Sift the material for lines containing "ylabel", and return them.

.....

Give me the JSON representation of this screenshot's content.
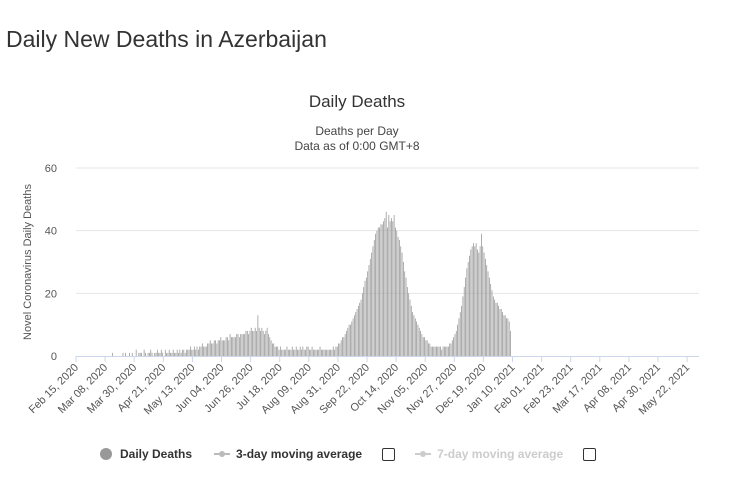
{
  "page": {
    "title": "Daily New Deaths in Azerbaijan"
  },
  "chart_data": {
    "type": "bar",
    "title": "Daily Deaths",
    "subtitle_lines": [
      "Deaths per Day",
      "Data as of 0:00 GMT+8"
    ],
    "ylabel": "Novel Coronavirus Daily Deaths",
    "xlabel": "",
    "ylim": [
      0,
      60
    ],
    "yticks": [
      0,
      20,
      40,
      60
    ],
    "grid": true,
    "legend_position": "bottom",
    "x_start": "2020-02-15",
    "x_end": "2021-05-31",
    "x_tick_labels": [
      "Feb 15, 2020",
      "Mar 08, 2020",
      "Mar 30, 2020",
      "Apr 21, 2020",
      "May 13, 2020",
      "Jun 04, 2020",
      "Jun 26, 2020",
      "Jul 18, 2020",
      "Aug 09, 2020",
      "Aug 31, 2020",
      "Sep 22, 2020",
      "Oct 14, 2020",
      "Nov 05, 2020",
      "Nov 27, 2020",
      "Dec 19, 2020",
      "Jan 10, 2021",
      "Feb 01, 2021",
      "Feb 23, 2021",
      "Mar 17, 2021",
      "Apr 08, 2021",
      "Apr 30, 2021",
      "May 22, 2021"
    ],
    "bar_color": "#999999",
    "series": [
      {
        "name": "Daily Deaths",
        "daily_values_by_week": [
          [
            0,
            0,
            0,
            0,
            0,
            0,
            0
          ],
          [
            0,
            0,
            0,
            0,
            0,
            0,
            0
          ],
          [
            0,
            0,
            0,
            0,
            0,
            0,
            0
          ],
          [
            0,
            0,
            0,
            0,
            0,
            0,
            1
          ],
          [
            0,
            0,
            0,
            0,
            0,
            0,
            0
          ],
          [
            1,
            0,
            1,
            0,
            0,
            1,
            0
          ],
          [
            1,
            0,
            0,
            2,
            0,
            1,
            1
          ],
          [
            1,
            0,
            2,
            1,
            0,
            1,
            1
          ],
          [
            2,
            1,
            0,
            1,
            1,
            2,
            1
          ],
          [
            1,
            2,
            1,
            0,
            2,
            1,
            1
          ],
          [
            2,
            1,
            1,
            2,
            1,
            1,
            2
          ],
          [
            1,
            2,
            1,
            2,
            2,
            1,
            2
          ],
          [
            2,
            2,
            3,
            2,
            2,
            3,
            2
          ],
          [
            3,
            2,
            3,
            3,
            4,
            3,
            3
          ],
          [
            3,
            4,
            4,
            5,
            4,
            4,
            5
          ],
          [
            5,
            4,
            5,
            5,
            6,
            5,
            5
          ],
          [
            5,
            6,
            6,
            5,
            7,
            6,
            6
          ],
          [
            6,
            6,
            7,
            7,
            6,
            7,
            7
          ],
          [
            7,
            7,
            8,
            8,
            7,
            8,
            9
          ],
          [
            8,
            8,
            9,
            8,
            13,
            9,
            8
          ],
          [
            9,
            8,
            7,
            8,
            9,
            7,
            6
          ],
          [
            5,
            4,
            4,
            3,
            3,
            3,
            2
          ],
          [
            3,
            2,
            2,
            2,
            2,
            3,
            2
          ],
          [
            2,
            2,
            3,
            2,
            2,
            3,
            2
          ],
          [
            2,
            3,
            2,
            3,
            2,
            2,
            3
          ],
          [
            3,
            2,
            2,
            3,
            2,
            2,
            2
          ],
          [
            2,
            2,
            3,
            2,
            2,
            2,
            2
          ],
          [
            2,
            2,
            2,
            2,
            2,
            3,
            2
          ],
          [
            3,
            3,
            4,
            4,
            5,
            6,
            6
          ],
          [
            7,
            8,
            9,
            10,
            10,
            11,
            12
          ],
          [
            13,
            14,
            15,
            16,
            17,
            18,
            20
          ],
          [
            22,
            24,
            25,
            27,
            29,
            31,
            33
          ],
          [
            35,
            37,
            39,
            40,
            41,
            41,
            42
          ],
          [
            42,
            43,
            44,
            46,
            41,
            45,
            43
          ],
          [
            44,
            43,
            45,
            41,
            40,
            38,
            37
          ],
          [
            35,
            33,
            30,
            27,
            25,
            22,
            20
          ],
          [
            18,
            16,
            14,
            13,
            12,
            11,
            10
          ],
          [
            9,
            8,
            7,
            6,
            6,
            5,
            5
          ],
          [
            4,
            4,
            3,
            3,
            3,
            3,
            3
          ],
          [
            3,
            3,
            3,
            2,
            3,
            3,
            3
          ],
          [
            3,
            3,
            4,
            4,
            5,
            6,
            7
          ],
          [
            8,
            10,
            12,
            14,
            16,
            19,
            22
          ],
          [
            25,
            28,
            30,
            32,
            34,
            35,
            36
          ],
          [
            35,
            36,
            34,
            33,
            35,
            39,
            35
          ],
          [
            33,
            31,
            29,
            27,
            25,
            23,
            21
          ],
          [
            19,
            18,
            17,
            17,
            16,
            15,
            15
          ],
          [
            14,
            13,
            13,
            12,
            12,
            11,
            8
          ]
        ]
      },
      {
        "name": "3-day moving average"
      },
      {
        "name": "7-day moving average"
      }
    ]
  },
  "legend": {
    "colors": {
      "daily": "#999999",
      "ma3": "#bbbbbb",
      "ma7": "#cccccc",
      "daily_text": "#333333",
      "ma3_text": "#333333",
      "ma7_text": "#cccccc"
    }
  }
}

.....

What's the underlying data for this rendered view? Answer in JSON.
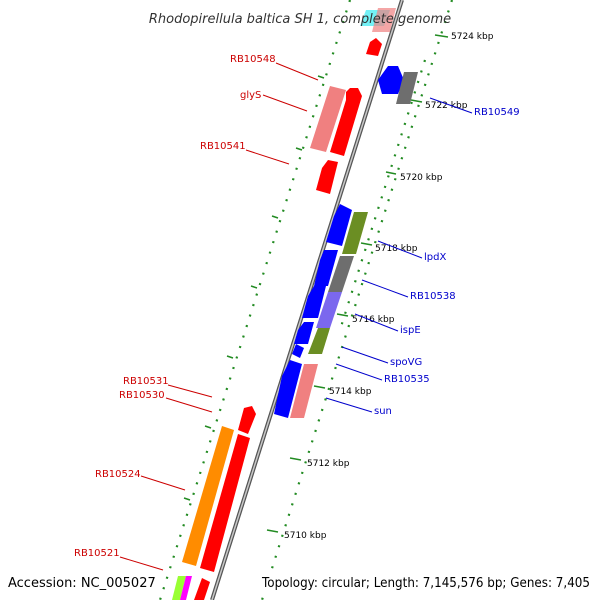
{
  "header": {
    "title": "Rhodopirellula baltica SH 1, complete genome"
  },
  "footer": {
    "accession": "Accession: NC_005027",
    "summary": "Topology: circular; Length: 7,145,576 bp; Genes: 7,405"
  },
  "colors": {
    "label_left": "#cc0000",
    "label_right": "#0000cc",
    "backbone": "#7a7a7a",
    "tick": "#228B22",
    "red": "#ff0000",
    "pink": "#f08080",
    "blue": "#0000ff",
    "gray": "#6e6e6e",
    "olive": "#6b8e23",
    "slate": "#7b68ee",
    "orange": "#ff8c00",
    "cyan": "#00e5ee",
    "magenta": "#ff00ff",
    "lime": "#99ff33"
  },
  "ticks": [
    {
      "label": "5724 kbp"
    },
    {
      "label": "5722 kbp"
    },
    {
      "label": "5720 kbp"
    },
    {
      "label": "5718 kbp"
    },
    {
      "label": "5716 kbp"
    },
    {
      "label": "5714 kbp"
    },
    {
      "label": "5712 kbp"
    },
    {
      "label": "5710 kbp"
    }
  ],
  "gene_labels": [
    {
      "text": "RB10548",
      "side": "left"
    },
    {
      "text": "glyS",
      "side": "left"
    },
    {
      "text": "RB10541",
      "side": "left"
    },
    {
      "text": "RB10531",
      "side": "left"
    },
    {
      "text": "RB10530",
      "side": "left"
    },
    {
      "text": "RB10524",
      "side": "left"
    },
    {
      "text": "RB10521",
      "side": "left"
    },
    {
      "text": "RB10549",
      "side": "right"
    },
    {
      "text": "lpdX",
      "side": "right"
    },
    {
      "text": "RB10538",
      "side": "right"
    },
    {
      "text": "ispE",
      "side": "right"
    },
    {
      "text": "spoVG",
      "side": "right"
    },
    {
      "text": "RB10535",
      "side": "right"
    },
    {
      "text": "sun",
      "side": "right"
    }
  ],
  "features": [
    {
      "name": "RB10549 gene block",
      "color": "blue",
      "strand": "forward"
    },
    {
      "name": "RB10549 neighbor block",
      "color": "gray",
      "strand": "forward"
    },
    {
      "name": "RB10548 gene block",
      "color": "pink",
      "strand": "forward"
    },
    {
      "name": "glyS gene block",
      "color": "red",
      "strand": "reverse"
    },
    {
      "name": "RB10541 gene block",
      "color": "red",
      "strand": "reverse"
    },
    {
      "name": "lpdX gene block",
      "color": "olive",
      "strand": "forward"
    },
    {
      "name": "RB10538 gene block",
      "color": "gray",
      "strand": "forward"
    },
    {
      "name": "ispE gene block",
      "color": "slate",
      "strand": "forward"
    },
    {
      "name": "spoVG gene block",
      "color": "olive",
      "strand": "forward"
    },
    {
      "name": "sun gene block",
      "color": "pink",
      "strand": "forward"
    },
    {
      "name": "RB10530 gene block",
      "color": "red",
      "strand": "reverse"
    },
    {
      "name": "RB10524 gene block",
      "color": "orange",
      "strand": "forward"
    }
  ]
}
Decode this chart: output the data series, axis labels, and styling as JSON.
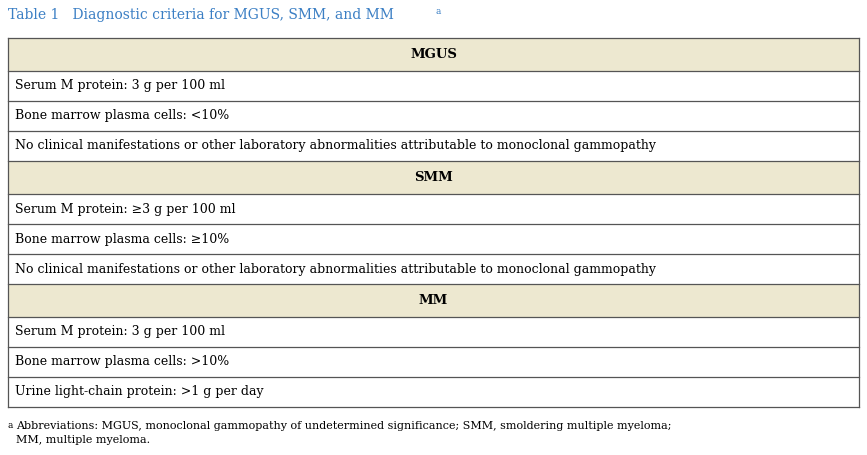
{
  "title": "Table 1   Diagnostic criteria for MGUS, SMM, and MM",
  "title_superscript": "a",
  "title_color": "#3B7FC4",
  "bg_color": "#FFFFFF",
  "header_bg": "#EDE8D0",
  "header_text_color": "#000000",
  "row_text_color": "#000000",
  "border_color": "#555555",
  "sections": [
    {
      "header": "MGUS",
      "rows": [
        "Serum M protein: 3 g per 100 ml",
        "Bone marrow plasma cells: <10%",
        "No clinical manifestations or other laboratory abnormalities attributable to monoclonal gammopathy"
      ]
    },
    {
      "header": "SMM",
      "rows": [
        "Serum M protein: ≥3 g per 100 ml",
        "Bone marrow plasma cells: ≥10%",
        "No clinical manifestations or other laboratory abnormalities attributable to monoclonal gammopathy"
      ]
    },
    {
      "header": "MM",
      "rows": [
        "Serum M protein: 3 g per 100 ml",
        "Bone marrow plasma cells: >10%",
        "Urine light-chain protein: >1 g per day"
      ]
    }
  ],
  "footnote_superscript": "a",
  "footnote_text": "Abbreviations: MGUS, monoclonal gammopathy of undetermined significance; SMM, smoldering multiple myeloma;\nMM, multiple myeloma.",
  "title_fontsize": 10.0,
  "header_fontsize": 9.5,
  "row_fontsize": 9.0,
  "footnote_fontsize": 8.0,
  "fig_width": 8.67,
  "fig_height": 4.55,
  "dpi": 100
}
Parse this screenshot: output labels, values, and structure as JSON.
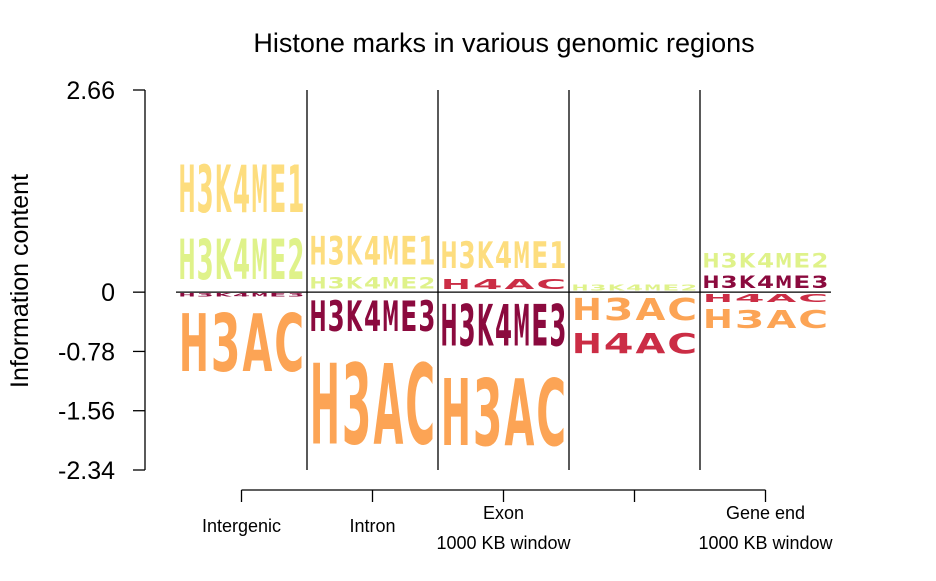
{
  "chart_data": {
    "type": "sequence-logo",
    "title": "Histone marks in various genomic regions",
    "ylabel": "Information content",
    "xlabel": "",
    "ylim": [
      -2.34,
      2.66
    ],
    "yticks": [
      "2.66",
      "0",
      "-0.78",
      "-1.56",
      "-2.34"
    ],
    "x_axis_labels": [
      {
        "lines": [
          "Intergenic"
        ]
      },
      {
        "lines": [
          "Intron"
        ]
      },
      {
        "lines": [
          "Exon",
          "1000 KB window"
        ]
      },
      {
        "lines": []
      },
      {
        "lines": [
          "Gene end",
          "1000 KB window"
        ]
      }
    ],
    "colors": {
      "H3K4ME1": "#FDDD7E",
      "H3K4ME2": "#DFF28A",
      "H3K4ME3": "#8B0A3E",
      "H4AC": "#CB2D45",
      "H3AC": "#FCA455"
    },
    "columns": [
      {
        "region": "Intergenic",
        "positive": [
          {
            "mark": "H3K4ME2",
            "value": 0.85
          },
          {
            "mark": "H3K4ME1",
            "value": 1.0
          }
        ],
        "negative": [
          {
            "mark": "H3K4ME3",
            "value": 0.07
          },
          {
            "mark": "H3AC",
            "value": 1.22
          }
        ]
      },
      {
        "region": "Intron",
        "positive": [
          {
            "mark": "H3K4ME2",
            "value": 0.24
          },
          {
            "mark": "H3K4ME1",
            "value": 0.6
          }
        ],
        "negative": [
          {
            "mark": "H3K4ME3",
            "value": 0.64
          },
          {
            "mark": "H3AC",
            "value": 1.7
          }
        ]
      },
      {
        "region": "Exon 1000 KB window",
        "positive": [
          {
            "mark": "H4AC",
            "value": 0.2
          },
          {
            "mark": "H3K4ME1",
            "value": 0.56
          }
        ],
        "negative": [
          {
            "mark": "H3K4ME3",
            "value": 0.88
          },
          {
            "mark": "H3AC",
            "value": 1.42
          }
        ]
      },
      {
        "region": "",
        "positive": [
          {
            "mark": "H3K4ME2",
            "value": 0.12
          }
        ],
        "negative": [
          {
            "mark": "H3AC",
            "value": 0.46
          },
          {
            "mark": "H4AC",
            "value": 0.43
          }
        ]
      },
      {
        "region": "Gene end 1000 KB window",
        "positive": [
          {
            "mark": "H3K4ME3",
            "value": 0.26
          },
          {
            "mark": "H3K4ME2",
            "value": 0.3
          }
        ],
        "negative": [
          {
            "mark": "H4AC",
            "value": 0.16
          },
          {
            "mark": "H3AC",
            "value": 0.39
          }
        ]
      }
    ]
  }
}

.....

Solution to the exercise:
    "ylabel": "Novel Coronavirus Daily Deaths",
    "ylabel": "Information content",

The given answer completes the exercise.